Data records
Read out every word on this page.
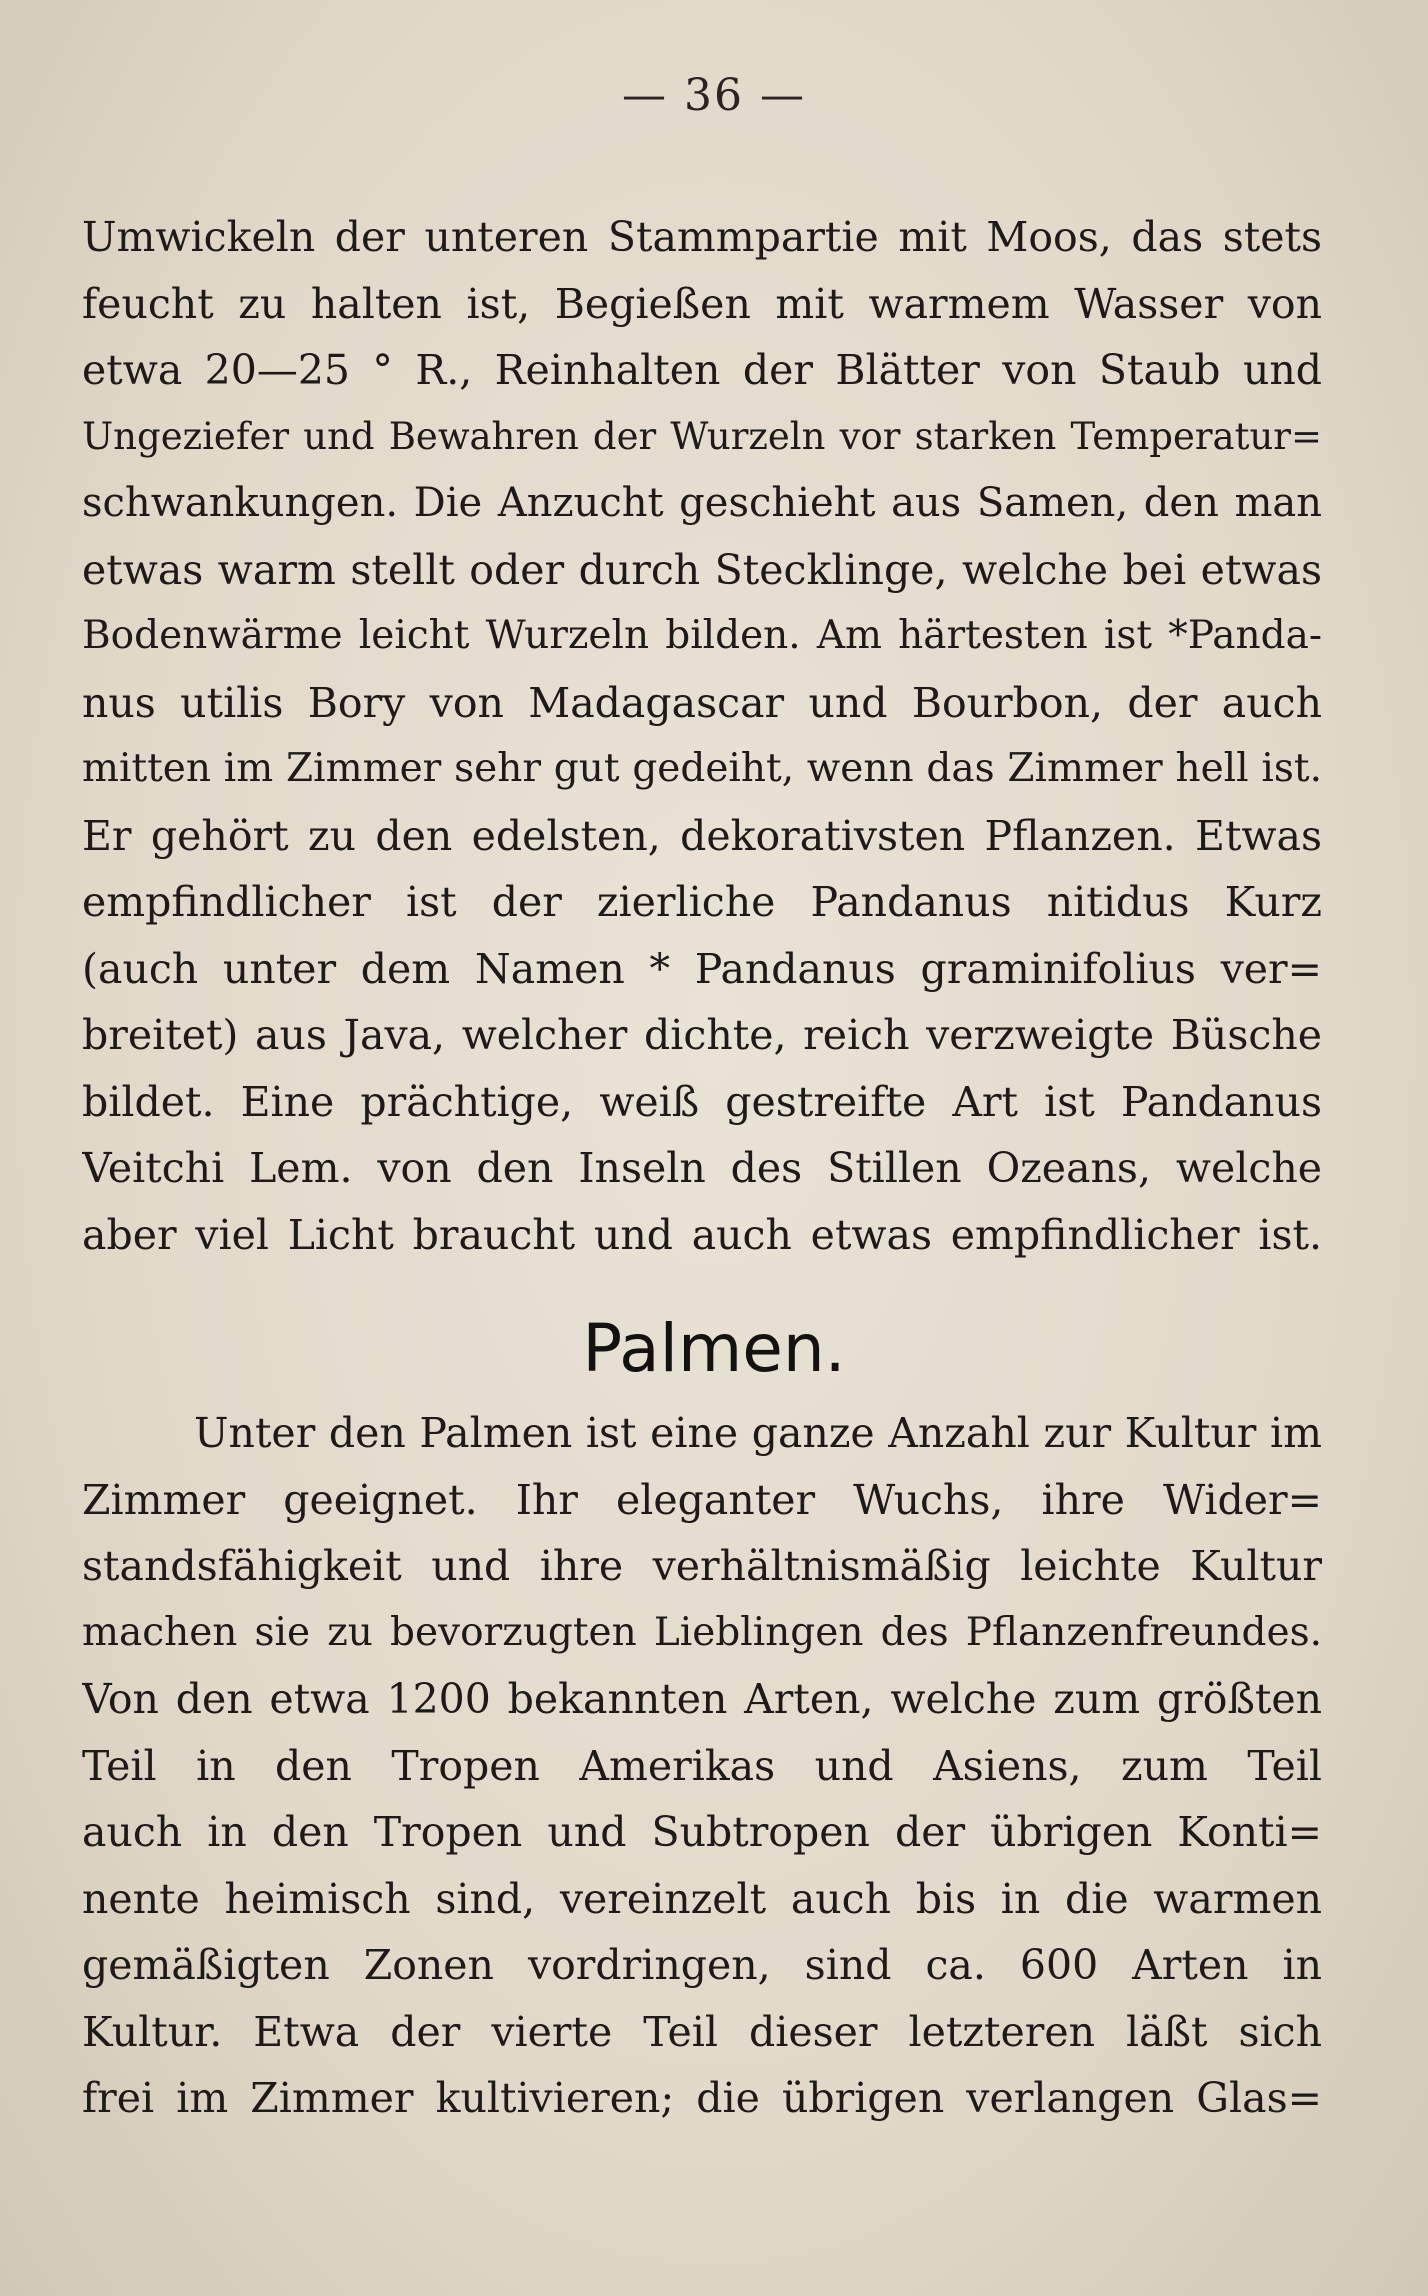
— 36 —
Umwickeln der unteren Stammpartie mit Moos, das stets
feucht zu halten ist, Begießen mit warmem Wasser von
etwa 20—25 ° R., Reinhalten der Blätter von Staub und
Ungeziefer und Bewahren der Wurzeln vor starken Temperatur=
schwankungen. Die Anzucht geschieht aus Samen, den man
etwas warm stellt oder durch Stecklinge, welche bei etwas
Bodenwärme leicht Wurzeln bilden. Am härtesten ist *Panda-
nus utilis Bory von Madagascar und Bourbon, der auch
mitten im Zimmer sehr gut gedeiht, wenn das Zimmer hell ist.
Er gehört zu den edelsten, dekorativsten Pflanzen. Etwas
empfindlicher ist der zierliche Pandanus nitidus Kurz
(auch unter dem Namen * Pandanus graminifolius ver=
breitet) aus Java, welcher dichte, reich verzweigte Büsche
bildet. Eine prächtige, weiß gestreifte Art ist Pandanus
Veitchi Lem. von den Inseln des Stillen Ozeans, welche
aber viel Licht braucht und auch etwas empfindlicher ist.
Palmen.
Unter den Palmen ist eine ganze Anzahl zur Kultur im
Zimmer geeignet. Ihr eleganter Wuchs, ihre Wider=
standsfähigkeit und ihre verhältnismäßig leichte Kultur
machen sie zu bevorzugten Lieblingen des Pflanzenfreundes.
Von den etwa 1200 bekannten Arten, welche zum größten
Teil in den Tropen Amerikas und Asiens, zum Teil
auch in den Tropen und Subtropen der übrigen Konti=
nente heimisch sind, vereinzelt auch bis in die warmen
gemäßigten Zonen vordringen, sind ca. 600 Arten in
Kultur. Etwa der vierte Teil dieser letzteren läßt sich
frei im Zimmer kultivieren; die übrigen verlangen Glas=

### Stated task
Your answer should be a single number: the count of lines that contain "empfindlicher".

### Solution for this task
2